Written task:
Gather all lines from the material that contain "increíble".

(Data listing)
────

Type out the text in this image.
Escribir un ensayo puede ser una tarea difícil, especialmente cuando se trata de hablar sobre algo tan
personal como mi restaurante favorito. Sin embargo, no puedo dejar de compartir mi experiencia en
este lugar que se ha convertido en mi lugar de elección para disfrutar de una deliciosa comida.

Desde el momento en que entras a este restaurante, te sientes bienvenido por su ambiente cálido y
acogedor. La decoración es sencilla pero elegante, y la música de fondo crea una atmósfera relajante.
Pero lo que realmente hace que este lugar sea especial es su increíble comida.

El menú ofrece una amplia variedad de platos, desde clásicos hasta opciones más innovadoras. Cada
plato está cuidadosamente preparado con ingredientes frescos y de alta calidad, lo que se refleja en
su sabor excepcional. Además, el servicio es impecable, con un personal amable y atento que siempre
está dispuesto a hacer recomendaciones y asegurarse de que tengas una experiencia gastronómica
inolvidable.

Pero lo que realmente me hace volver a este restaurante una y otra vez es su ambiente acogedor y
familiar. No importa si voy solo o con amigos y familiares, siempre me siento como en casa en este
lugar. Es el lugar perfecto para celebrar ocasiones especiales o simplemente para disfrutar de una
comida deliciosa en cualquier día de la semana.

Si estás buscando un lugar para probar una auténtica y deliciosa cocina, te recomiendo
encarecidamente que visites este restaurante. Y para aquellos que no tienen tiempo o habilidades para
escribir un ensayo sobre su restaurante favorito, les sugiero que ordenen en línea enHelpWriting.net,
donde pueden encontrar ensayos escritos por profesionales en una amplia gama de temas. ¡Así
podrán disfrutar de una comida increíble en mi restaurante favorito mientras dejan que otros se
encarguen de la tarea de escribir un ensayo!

────

Task response:
Pero lo que realmente hace que este lugar sea especial es su increíble comida.
podrán disfrutar de una comida increíble en mi restaurante favorito mientras dejan que otros se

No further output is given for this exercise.